[Begin]

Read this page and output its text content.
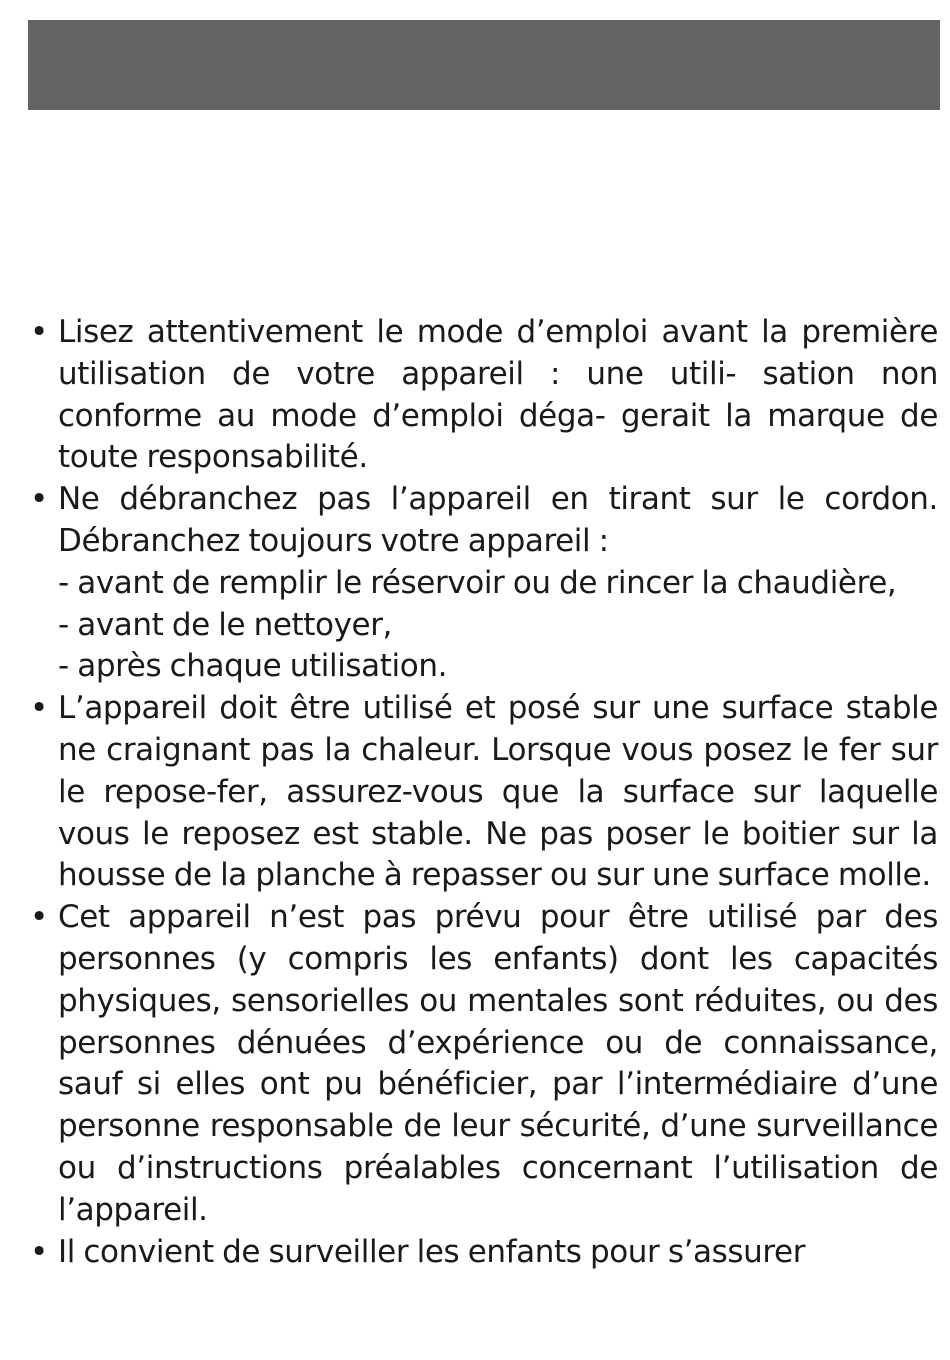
• Lisez attentivement le mode d’emploi avant la première utilisation de votre appareil : une utili- sation non conforme au mode d’emploi déga- gerait la marque de toute responsabilité.
• Ne débranchez pas l’appareil en tirant sur le cordon. Débranchez toujours votre appareil :
- avant de remplir le réservoir ou de rincer la chaudière,
- avant de le nettoyer,
- après chaque utilisation.
• L’appareil doit être utilisé et posé sur une surface stable ne craignant pas la chaleur. Lorsque vous posez le fer sur le repose-fer, assurez-vous que la surface sur laquelle vous le reposez est stable. Ne pas poser le boitier sur la housse de la planche à repasser ou sur une surface molle.
• Cet appareil n’est pas prévu pour être utilisé par des personnes (y compris les enfants) dont les capacités physiques, sensorielles ou mentales sont réduites, ou des personnes dénuées d’expérience ou de connaissance, sauf si elles ont pu bénéficier, par l’intermédiaire d’une personne responsable de leur sécurité, d’une surveillance ou d’instructions préalables concernant l’utilisation de l’appareil.
• Il convient de surveiller les enfants pour s’assurer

[End]

**What you need to do**
The material above holds pictures; copy everything else in it exactly.

**Expected output**
Read this page and output its text content.
• Lisez attentivement le mode d’emploi avant la première utilisation de votre appareil : une utili- sation non conforme au mode d’emploi déga- gerait la marque de toute responsabilité.
• Ne débranchez pas l’appareil en tirant sur le cordon. Débranchez toujours votre appareil :
- avant de remplir le réservoir ou de rincer la chaudière,
- avant de le nettoyer,
- après chaque utilisation.
• L’appareil doit être utilisé et posé sur une surface stable ne craignant pas la chaleur. Lorsque vous posez le fer sur le repose-fer, assurez-vous que la surface sur laquelle vous le reposez est stable. Ne pas poser le boitier sur la housse de la planche à repasser ou sur une surface molle.
• Cet appareil n’est pas prévu pour être utilisé par des personnes (y compris les enfants) dont les capacités physiques, sensorielles ou mentales sont réduites, ou des personnes dénuées d’expérience ou de connaissance, sauf si elles ont pu bénéficier, par l’intermédiaire d’une personne responsable de leur sécurité, d’une surveillance ou d’instructions préalables concernant l’utilisation de l’appareil.
• Il convient de surveiller les enfants pour s’assurer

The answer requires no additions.